Entries taken from a collection
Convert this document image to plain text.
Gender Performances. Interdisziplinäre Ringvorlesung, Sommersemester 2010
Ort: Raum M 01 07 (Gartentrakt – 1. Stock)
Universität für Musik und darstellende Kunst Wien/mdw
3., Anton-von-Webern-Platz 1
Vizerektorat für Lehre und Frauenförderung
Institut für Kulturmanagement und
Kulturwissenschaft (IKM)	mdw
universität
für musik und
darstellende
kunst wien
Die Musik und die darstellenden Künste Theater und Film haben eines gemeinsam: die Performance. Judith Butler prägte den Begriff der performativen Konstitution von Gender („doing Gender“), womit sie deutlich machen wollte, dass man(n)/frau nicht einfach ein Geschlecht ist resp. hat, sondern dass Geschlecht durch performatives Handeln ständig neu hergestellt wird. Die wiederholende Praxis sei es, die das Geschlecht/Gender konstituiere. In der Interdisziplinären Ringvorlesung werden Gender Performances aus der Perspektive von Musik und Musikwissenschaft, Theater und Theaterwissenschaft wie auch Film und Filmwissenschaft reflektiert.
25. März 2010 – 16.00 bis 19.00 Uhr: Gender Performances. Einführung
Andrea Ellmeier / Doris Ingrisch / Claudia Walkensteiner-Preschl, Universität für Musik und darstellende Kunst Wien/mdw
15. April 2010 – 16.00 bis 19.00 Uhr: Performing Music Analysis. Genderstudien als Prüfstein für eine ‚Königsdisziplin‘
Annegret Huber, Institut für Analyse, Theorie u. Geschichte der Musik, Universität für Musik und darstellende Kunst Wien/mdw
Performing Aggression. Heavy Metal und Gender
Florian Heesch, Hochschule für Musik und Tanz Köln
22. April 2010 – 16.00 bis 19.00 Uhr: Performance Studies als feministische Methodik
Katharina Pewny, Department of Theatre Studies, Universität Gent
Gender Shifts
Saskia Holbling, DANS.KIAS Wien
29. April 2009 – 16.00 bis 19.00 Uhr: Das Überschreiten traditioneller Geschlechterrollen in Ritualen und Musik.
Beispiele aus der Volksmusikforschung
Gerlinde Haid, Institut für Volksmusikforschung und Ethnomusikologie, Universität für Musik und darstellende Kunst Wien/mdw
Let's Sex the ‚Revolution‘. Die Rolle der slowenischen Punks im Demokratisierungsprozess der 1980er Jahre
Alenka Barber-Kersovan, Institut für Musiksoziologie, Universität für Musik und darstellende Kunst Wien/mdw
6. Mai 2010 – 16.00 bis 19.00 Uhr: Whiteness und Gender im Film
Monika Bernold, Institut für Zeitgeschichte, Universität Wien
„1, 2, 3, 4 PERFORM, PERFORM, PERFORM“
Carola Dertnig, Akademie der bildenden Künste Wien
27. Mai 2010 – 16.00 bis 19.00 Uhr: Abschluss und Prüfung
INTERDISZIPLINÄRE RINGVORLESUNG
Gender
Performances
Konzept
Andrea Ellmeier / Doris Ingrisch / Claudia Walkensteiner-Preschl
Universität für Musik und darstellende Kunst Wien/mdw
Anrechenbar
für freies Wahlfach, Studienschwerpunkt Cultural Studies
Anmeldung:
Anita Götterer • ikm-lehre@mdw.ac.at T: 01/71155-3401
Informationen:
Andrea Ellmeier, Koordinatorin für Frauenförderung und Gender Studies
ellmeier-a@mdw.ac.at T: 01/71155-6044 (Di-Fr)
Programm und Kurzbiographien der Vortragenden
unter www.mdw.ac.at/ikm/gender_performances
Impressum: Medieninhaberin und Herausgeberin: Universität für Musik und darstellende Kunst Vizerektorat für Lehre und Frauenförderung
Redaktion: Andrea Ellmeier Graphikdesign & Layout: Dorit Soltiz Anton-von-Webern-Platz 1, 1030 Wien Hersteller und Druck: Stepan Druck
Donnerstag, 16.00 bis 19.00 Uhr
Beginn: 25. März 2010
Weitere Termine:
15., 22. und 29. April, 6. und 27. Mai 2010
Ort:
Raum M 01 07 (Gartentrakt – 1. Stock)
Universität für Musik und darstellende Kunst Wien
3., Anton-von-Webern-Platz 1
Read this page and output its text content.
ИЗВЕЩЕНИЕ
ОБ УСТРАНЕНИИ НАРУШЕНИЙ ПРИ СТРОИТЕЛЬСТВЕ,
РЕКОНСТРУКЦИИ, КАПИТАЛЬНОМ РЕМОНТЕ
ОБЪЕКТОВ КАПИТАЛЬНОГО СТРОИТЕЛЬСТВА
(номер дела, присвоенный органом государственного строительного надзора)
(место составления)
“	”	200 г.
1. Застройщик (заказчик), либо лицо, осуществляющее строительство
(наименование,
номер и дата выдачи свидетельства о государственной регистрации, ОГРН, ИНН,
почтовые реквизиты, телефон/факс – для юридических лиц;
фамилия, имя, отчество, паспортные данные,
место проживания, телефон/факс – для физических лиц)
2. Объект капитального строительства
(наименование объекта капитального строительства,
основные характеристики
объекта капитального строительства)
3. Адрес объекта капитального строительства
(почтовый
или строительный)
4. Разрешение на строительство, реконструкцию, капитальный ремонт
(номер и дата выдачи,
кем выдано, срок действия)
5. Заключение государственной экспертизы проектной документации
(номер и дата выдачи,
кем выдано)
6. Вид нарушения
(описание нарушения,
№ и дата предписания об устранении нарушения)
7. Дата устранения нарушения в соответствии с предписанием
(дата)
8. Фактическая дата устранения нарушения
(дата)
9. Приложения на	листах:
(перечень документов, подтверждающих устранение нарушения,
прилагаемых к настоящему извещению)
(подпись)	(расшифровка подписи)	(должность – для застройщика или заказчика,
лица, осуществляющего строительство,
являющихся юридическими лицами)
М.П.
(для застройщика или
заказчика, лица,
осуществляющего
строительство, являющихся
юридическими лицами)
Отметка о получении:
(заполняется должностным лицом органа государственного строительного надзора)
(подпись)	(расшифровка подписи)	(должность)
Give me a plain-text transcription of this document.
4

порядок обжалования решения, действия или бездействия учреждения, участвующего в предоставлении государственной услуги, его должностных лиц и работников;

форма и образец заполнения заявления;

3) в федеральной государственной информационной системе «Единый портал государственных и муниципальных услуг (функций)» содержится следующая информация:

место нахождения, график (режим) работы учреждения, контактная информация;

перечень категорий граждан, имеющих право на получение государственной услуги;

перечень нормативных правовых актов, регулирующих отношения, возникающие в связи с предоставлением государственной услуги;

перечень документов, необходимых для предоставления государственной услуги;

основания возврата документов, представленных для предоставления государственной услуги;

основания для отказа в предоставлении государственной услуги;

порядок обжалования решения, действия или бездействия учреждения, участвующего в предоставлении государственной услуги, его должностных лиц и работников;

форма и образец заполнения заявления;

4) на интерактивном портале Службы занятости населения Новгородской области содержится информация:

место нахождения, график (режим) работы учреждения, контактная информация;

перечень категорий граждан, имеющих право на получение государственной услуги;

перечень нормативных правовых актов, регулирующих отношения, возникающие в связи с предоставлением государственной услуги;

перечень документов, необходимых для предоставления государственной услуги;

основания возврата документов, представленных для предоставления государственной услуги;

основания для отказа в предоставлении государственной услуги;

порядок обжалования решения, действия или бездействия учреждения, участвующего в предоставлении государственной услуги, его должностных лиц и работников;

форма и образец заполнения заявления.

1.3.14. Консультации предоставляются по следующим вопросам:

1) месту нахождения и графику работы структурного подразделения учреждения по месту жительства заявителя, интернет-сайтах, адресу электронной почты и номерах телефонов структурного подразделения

WHAT THE TASK ASKS - Show every line in the records above that contains the word "Ingrisch".

FINAL ANSWER -
Andrea Ellmeier / Doris Ingrisch / Claudia Walkensteiner-Preschl, Universität für Musik und darstellende Kunst Wien/mdw
Andrea Ellmeier / Doris Ingrisch / Claudia Walkensteiner-Preschl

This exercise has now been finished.